* start Selected passage *

Once the installation is complete and verified, the frame is sealed to the furnace. The test begins as the furnace temperature is raised according to a specific, internationally recognised time-temperature curve. This curve simulates the rapid rise in temperature during a real fire. Throughout the test, a team of expert technicians and observers monitors the product's performance.

The product's performance is monitored for specific durations, most commonly 30, 60, or 120 minutes. The performance is measured against two key criteria:

 

• Integrity: The ability of the barrier to stop flames and hot gases from passing through or around it. If flames appear on the unexposed side, the test is stopped.
• Insulation: The ability of the barrier to prevent the temperature on the unexposed side from rising beyond a certain threshold.

 

Most cavity barrier tests are conducted on large scale furnaces. These tests follow the requirements set out within the test standards including testing long lengths of cavity barrier installed in line with the 10:1 ratio. Typically these tests are conducted in incombustible structures to allow the cavity barrier to be accurately tested without being influenced by the supporting structure.

These tests are complimented with tests conducted on indicative furnaces. An indicative fire test is a non-standard or bespoke test designed to give a good indication of how a product will perform without strictly conforming to a full standard. Indicative testing is used to test non-standard and bespoke constructions such as cladding rail penetrations.

While useful for research and development, products for sale on the market must have a full, certificated test report to an applicable standard, not just an indicative one. The full certification is what gives a product its fire rating (e.g., 60 minutes integrity and 60 minutes insulation, or E60/I60).

 

What's the difference between testing a 'full fill' barrier and an 'open state' barrier? Why do they need different tests?

 

The difference in test standards is because the two types of barriers have fundamentally different functions.

Full fill cavity barriers are static. Their job is to fill a void and provide a continuous, stable fire and smoke seal from the moment they are installed. They are tested to prove they can maintain their integrity and insulation for a set period while under direct attack from fire. Standards like BS 476-20 and BS EN 1366-4 are perfect for this because they are designed to test the passive resistance of a material to fire and heat over time.

Open state cavity barriers are active. They are designed to be "open" under normal conditions, allowing air to circulate within the cavity to prevent damp and condensation. However, when a fire begins and the temperature reaches around 150°C, the barrier activates and closes the gap completely. This is a dynamic process.

* end Selected passage *

Written task A: From the passage on cavity barrier fire testing, return everything from "Full fill cavity" down to "a dynamic process.".
Written task B: Resume the passage on cavity barrier fire testing, picking up immediately after its final sentence.
The listing that follows has no connection to the passage on cavity barrier fire testing.

* start Information shown *

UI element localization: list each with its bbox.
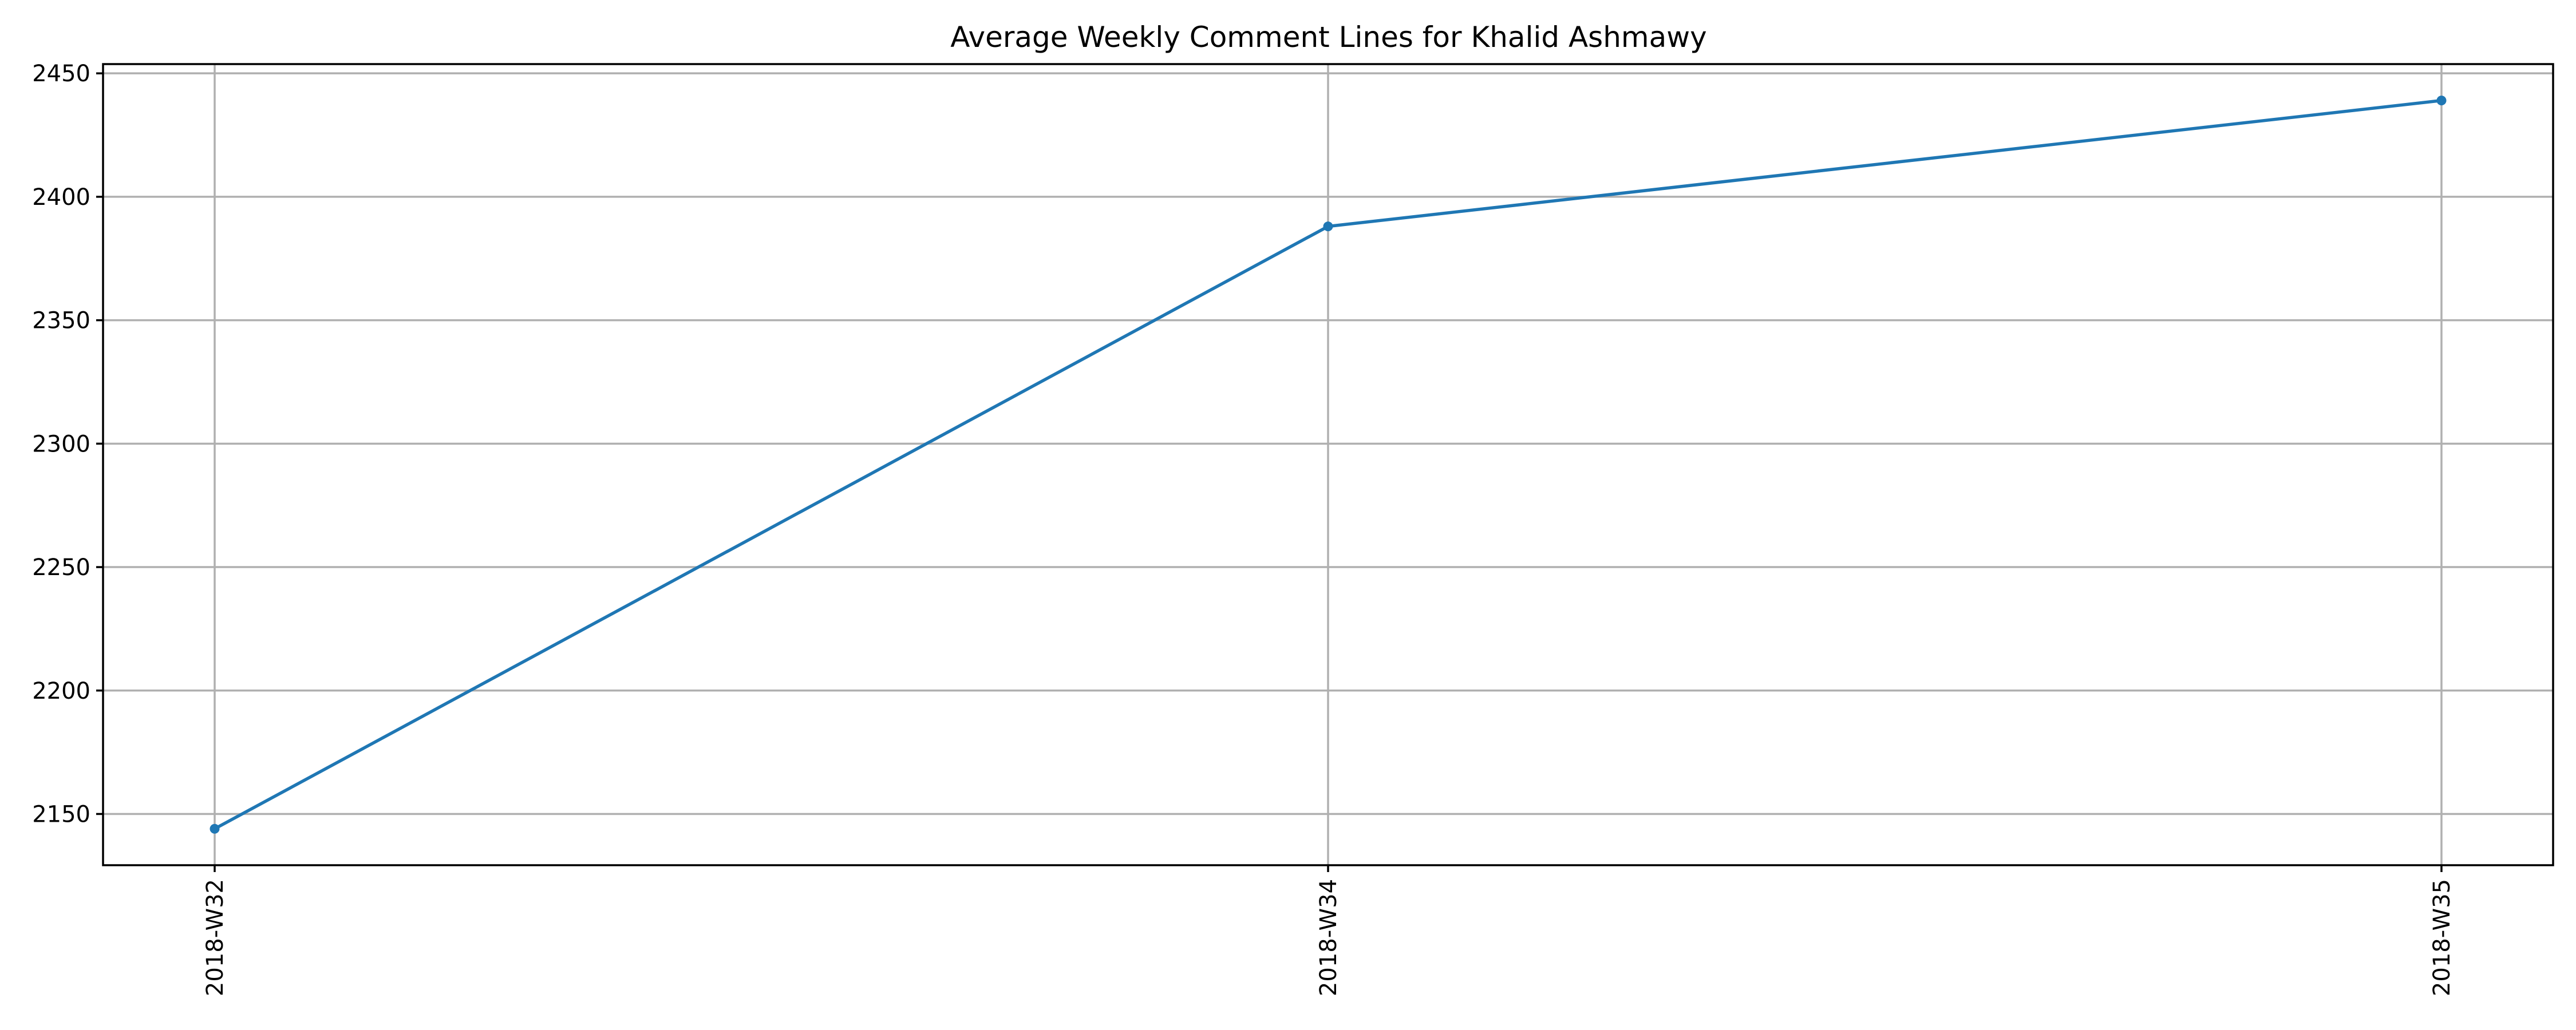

* end Information shown *

Exercise answer A:
Full fill cavity barriers are static. Their job is to fill a void and provide a continuous, stable fire and smoke seal from the moment they are installed. They are tested to prove they can maintain their integrity and insulation for a set period while under direct attack from fire. Standards like BS 476-20 and BS EN 1366-4 are perfect for this because they are designed to test the passive resistance of a material to fire and heat over time.

Open state cavity barriers are active. They are designed to be "open" under normal conditions, allowing air to circulate within the cavity to prevent damp and condensation. However, when a fire begins and the temperature reaches around 150°C, the barrier activates and closes the gap completely. This is a dynamic process.

Exercise answer B:
The specific tests for these products, such as those set out in TGD 19, are designed to prove this activation and subsequent performance. The test must show not only that the barrier resists fire once it is closed, but also that it closes quickly and effectively. The test measures the speed of intumescent expansion and the subsequent fire resistance of the now-sealed barrier. This is a far more complex test as it has to prove two distinct stages of performance: the activation and the resistance.

The distinction is critical because an open state barrier that is only tested to a static standard (like a full fill barrier) would not prove its most vital function: its ability to activate and seal the cavity in a fire. This is a key reason why it is so important for professionals to understand the different test standards and the products they apply to.

 

So, why should you care about all these details?

 

The intricate details of cavity barrier testing are not just academic exercises; they are the bedrock of fire safety. Your due diligence is essential to ensure a building is truly safe. Relying solely on a product’s fire rating without understanding the testing process is a risk you cannot afford to take. The Association for Specialist Fire Protection (ASFP) is an excellent resource for professionals seeking to enhance their knowledge on this topic [4].

 

• Confidence in Performance: Knowing a product has been tested at a UKAS-accredited facility to the correct standard gives you complete confidence that it will perform as specified, protecting occupants and property.
• Regulatory Compliance: The Building Regulations are legally binding. Specifying and installing products that have not been correctly tested can result in severe legal and financial consequences.
• Reduced Liability: In the event of a fire, a full audit trail of correctly tested and certified products is invaluable. It demonstrates that you have acted responsibly and in line with industry best practice.
• Ensuring the Manufacturer's Integrity: The audit and inspection process provides a look into the manufacturer’s commitment to quality. It shows they are not just capable of producing one good product but of consistently producing thousands of them.

 

Summary

 

In an industry where every product contributes to the safety of a building, it is crucial to look beyond the simple fire rating on a data sheet. The complex, rigorous process of fire barrier testing, from factory audits to furnace tests, is the only guarantee that a product will perform when it truly matters. By understanding and demanding this level of verification, you are not just making a smart business decision; you are playing a vital role in protecting lives.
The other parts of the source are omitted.